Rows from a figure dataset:
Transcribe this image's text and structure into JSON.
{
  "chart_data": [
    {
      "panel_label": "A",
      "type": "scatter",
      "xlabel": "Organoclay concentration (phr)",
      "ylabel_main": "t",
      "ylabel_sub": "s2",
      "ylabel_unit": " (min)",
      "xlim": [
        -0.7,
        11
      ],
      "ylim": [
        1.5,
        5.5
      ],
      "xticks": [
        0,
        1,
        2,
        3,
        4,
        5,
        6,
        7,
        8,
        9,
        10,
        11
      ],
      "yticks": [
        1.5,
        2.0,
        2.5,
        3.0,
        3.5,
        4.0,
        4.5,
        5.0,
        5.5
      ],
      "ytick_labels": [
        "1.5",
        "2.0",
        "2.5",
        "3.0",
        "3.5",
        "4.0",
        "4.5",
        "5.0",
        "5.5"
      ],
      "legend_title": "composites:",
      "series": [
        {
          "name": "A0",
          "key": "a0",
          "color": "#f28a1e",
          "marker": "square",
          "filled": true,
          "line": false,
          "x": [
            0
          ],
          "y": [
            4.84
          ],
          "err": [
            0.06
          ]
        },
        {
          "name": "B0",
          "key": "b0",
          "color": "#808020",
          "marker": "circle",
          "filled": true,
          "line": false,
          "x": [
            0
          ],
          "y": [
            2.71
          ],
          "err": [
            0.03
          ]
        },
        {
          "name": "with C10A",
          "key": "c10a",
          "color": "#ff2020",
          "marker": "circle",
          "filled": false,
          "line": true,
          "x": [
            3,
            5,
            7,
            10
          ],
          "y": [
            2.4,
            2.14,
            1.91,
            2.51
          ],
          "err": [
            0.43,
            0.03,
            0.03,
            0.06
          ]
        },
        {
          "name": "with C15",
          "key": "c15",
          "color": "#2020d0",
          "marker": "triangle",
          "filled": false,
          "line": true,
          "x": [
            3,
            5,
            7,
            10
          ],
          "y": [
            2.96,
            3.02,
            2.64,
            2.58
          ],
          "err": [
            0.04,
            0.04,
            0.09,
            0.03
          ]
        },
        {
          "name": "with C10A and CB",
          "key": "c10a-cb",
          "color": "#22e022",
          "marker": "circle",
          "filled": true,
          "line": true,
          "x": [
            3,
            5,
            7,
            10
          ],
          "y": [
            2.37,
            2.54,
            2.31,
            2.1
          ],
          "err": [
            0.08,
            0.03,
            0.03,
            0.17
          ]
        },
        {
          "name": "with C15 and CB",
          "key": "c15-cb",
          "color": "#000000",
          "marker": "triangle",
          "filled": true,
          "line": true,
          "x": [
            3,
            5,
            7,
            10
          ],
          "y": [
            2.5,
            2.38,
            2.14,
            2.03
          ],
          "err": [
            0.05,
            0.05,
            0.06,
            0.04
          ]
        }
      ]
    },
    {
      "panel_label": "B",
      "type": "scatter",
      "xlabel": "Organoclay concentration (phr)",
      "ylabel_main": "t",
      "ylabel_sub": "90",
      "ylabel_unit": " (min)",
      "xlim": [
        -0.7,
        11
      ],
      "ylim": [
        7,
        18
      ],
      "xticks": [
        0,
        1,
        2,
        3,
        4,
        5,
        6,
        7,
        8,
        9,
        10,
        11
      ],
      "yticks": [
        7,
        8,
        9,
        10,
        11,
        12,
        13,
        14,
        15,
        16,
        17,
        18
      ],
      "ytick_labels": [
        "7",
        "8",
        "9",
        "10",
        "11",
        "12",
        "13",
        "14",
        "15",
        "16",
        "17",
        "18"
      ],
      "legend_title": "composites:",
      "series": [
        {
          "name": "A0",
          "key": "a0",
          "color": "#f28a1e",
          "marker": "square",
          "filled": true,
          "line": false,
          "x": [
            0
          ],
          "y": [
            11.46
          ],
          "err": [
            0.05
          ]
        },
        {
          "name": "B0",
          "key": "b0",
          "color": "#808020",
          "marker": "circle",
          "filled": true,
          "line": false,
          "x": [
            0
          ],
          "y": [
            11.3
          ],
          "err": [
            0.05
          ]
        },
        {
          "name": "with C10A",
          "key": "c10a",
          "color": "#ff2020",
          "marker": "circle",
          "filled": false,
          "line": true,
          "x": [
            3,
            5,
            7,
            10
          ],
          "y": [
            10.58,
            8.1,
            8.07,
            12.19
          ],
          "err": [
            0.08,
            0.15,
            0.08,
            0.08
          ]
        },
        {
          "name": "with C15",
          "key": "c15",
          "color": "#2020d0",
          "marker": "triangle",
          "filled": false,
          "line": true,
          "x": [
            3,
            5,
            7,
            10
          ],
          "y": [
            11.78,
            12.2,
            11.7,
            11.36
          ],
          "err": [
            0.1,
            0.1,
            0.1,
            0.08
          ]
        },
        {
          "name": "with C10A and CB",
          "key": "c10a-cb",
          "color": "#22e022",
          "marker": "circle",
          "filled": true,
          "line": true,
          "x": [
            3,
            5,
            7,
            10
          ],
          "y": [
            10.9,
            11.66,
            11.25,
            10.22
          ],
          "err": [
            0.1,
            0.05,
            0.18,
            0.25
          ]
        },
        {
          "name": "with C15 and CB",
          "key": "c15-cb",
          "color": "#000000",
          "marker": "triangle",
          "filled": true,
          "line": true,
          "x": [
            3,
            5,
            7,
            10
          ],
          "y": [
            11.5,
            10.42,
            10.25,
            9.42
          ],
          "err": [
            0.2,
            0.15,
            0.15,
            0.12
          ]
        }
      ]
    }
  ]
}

▶ **Problem requirements**: Copy every record above exactly as it appears.

▶ **In response**:
Transcribe this image's text and structure into JSON.
{
  "chart_data": [
    {
      "panel_label": "A",
      "type": "scatter",
      "xlabel": "Organoclay concentration (phr)",
      "ylabel_main": "t",
      "ylabel_sub": "s2",
      "ylabel_unit": " (min)",
      "xlim": [
        -0.7,
        11
      ],
      "ylim": [
        1.5,
        5.5
      ],
      "xticks": [
        0,
        1,
        2,
        3,
        4,
        5,
        6,
        7,
        8,
        9,
        10,
        11
      ],
      "yticks": [
        1.5,
        2.0,
        2.5,
        3.0,
        3.5,
        4.0,
        4.5,
        5.0,
        5.5
      ],
      "ytick_labels": [
        "1.5",
        "2.0",
        "2.5",
        "3.0",
        "3.5",
        "4.0",
        "4.5",
        "5.0",
        "5.5"
      ],
      "legend_title": "composites:",
      "series": [
        {
          "name": "A0",
          "key": "a0",
          "color": "#f28a1e",
          "marker": "square",
          "filled": true,
          "line": false,
          "x": [
            0
          ],
          "y": [
            4.84
          ],
          "err": [
            0.06
          ]
        },
        {
          "name": "B0",
          "key": "b0",
          "color": "#808020",
          "marker": "circle",
          "filled": true,
          "line": false,
          "x": [
            0
          ],
          "y": [
            2.71
          ],
          "err": [
            0.03
          ]
        },
        {
          "name": "with C10A",
          "key": "c10a",
          "color": "#ff2020",
          "marker": "circle",
          "filled": false,
          "line": true,
          "x": [
            3,
            5,
            7,
            10
          ],
          "y": [
            2.4,
            2.14,
            1.91,
            2.51
          ],
          "err": [
            0.43,
            0.03,
            0.03,
            0.06
          ]
        },
        {
          "name": "with C15",
          "key": "c15",
          "color": "#2020d0",
          "marker": "triangle",
          "filled": false,
          "line": true,
          "x": [
            3,
            5,
            7,
            10
          ],
          "y": [
            2.96,
            3.02,
            2.64,
            2.58
          ],
          "err": [
            0.04,
            0.04,
            0.09,
            0.03
          ]
        },
        {
          "name": "with C10A and CB",
          "key": "c10a-cb",
          "color": "#22e022",
          "marker": "circle",
          "filled": true,
          "line": true,
          "x": [
            3,
            5,
            7,
            10
          ],
          "y": [
            2.37,
            2.54,
            2.31,
            2.1
          ],
          "err": [
            0.08,
            0.03,
            0.03,
            0.17
          ]
        },
        {
          "name": "with C15 and CB",
          "key": "c15-cb",
          "color": "#000000",
          "marker": "triangle",
          "filled": true,
          "line": true,
          "x": [
            3,
            5,
            7,
            10
          ],
          "y": [
            2.5,
            2.38,
            2.14,
            2.03
          ],
          "err": [
            0.05,
            0.05,
            0.06,
            0.04
          ]
        }
      ]
    },
    {
      "panel_label": "B",
      "type": "scatter",
      "xlabel": "Organoclay concentration (phr)",
      "ylabel_main": "t",
      "ylabel_sub": "90",
      "ylabel_unit": " (min)",
      "xlim": [
        -0.7,
        11
      ],
      "ylim": [
        7,
        18
      ],
      "xticks": [
        0,
        1,
        2,
        3,
        4,
        5,
        6,
        7,
        8,
        9,
        10,
        11
      ],
      "yticks": [
        7,
        8,
        9,
        10,
        11,
        12,
        13,
        14,
        15,
        16,
        17,
        18
      ],
      "ytick_labels": [
        "7",
        "8",
        "9",
        "10",
        "11",
        "12",
        "13",
        "14",
        "15",
        "16",
        "17",
        "18"
      ],
      "legend_title": "composites:",
      "series": [
        {
          "name": "A0",
          "key": "a0",
          "color": "#f28a1e",
          "marker": "square",
          "filled": true,
          "line": false,
          "x": [
            0
          ],
          "y": [
            11.46
          ],
          "err": [
            0.05
          ]
        },
        {
          "name": "B0",
          "key": "b0",
          "color": "#808020",
          "marker": "circle",
          "filled": true,
          "line": false,
          "x": [
            0
          ],
          "y": [
            11.3
          ],
          "err": [
            0.05
          ]
        },
        {
          "name": "with C10A",
          "key": "c10a",
          "color": "#ff2020",
          "marker": "circle",
          "filled": false,
          "line": true,
          "x": [
            3,
            5,
            7,
            10
          ],
          "y": [
            10.58,
            8.1,
            8.07,
            12.19
          ],
          "err": [
            0.08,
            0.15,
            0.08,
            0.08
          ]
        },
        {
          "name": "with C15",
          "key": "c15",
          "color": "#2020d0",
          "marker": "triangle",
          "filled": false,
          "line": true,
          "x": [
            3,
            5,
            7,
            10
          ],
          "y": [
            11.78,
            12.2,
            11.7,
            11.36
          ],
          "err": [
            0.1,
            0.1,
            0.1,
            0.08
          ]
        },
        {
          "name": "with C10A and CB",
          "key": "c10a-cb",
          "color": "#22e022",
          "marker": "circle",
          "filled": true,
          "line": true,
          "x": [
            3,
            5,
            7,
            10
          ],
          "y": [
            10.9,
            11.66,
            11.25,
            10.22
          ],
          "err": [
            0.1,
            0.05,
            0.18,
            0.25
          ]
        },
        {
          "name": "with C15 and CB",
          "key": "c15-cb",
          "color": "#000000",
          "marker": "triangle",
          "filled": true,
          "line": true,
          "x": [
            3,
            5,
            7,
            10
          ],
          "y": [
            11.5,
            10.42,
            10.25,
            9.42
          ],
          "err": [
            0.2,
            0.15,
            0.15,
            0.12
          ]
        }
      ]
    }
  ]
}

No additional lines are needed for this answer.